Exercise task: Restate the whole listing exactly.

(Records about charts and figures)
* BEGIN *

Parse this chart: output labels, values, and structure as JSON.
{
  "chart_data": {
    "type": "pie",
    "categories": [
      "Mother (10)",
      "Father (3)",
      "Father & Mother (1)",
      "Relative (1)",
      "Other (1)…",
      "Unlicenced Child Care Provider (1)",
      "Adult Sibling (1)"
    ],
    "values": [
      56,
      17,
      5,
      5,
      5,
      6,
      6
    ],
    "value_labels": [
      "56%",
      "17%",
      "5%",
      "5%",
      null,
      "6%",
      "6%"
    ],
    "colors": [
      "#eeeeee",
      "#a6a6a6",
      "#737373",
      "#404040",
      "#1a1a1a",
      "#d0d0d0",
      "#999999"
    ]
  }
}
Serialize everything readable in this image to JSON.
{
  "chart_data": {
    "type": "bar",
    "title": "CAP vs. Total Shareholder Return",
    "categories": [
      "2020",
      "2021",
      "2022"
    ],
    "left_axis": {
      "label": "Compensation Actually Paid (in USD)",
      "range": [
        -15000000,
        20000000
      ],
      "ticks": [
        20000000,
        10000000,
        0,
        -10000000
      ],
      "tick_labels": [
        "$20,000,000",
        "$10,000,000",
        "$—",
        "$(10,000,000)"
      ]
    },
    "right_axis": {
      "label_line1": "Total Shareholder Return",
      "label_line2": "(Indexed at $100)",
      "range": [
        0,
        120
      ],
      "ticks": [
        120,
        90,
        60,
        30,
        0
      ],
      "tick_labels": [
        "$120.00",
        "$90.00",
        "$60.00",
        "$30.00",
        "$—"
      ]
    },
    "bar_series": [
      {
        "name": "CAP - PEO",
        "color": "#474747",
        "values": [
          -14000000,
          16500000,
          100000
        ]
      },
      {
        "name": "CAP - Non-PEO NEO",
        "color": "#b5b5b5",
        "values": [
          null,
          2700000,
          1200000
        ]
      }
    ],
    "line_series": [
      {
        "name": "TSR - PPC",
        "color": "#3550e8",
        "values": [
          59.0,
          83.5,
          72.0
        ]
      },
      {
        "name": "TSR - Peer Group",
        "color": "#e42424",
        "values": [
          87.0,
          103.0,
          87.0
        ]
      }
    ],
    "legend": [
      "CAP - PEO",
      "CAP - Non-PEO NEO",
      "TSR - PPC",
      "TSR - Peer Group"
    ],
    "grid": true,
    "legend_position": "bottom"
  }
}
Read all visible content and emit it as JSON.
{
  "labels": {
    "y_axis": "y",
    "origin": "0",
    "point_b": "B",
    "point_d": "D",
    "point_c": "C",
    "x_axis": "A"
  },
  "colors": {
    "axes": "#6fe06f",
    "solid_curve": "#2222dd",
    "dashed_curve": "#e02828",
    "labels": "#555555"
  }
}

* END *

Solution for this exercise:
Parse this chart: output labels, values, and structure as JSON.
{
  "chart_data": {
    "type": "pie",
    "categories": [
      "Mother (10)",
      "Father (3)",
      "Father & Mother (1)",
      "Relative (1)",
      "Other (1)…",
      "Unlicenced Child Care Provider (1)",
      "Adult Sibling (1)"
    ],
    "values": [
      56,
      17,
      5,
      5,
      5,
      6,
      6
    ],
    "value_labels": [
      "56%",
      "17%",
      "5%",
      "5%",
      null,
      "6%",
      "6%"
    ],
    "colors": [
      "#eeeeee",
      "#a6a6a6",
      "#737373",
      "#404040",
      "#1a1a1a",
      "#d0d0d0",
      "#999999"
    ]
  }
}
Serialize everything readable in this image to JSON.
{
  "chart_data": {
    "type": "bar",
    "title": "CAP vs. Total Shareholder Return",
    "categories": [
      "2020",
      "2021",
      "2022"
    ],
    "left_axis": {
      "label": "Compensation Actually Paid (in USD)",
      "range": [
        -15000000,
        20000000
      ],
      "ticks": [
        20000000,
        10000000,
        0,
        -10000000
      ],
      "tick_labels": [
        "$20,000,000",
        "$10,000,000",
        "$—",
        "$(10,000,000)"
      ]
    },
    "right_axis": {
      "label_line1": "Total Shareholder Return",
      "label_line2": "(Indexed at $100)",
      "range": [
        0,
        120
      ],
      "ticks": [
        120,
        90,
        60,
        30,
        0
      ],
      "tick_labels": [
        "$120.00",
        "$90.00",
        "$60.00",
        "$30.00",
        "$—"
      ]
    },
    "bar_series": [
      {
        "name": "CAP - PEO",
        "color": "#474747",
        "values": [
          -14000000,
          16500000,
          100000
        ]
      },
      {
        "name": "CAP - Non-PEO NEO",
        "color": "#b5b5b5",
        "values": [
          null,
          2700000,
          1200000
        ]
      }
    ],
    "line_series": [
      {
        "name": "TSR - PPC",
        "color": "#3550e8",
        "values": [
          59.0,
          83.5,
          72.0
        ]
      },
      {
        "name": "TSR - Peer Group",
        "color": "#e42424",
        "values": [
          87.0,
          103.0,
          87.0
        ]
      }
    ],
    "legend": [
      "CAP - PEO",
      "CAP - Non-PEO NEO",
      "TSR - PPC",
      "TSR - Peer Group"
    ],
    "grid": true,
    "legend_position": "bottom"
  }
}
Read all visible content and emit it as JSON.
{
  "labels": {
    "y_axis": "y",
    "origin": "0",
    "point_b": "B",
    "point_d": "D",
    "point_c": "C",
    "x_axis": "A"
  },
  "colors": {
    "axes": "#6fe06f",
    "solid_curve": "#2222dd",
    "dashed_curve": "#e02828",
    "labels": "#555555"
  }
}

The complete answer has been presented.